WHAT THE TASK REQUIRES: Return all of the data exactly, with nothing left out but the pictures.

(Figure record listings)
* * *

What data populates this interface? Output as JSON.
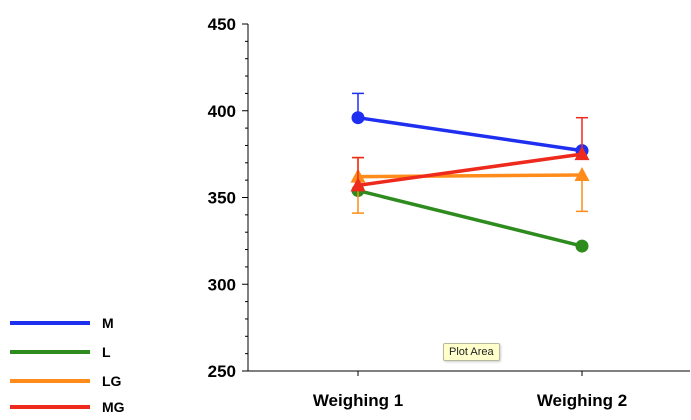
{
  "chart_data": {
    "type": "line",
    "title": "",
    "xlabel": "",
    "ylabel": "",
    "categories": [
      "Weighing 1",
      "Weighing 2"
    ],
    "ylim": [
      250,
      450
    ],
    "yticks": [
      "450",
      "400",
      "350",
      "300",
      "250"
    ],
    "grid": false,
    "legend_position": "bottom-left",
    "series": [
      {
        "name": "M",
        "color": "#1f2ff0",
        "marker": "circle",
        "values": [
          396,
          377
        ],
        "err_plus": [
          14,
          0
        ]
      },
      {
        "name": "L",
        "color": "#2e8b1e",
        "marker": "circle",
        "values": [
          354,
          322
        ],
        "err_plus": [
          0,
          0
        ]
      },
      {
        "name": "LG",
        "color": "#ff8c1a",
        "marker": "triangle",
        "values": [
          362,
          363
        ],
        "err_plus": [
          11,
          0
        ],
        "err_minus": [
          21,
          21
        ]
      },
      {
        "name": "MG",
        "color": "#ee2a1c",
        "marker": "triangle",
        "values": [
          357,
          375
        ],
        "err_plus": [
          16,
          21
        ]
      }
    ]
  },
  "tooltip": "Plot Area"
}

* * *

WRITTEN ANSWER:
What data populates this interface? Output as JSON.
{
  "chart_data": {
    "type": "line",
    "title": "",
    "xlabel": "",
    "ylabel": "",
    "categories": [
      "Weighing 1",
      "Weighing 2"
    ],
    "ylim": [
      250,
      450
    ],
    "yticks": [
      "450",
      "400",
      "350",
      "300",
      "250"
    ],
    "grid": false,
    "legend_position": "bottom-left",
    "series": [
      {
        "name": "M",
        "color": "#1f2ff0",
        "marker": "circle",
        "values": [
          396,
          377
        ],
        "err_plus": [
          14,
          0
        ]
      },
      {
        "name": "L",
        "color": "#2e8b1e",
        "marker": "circle",
        "values": [
          354,
          322
        ],
        "err_plus": [
          0,
          0
        ]
      },
      {
        "name": "LG",
        "color": "#ff8c1a",
        "marker": "triangle",
        "values": [
          362,
          363
        ],
        "err_plus": [
          11,
          0
        ],
        "err_minus": [
          21,
          21
        ]
      },
      {
        "name": "MG",
        "color": "#ee2a1c",
        "marker": "triangle",
        "values": [
          357,
          375
        ],
        "err_plus": [
          16,
          21
        ]
      }
    ]
  },
  "tooltip": "Plot Area"
}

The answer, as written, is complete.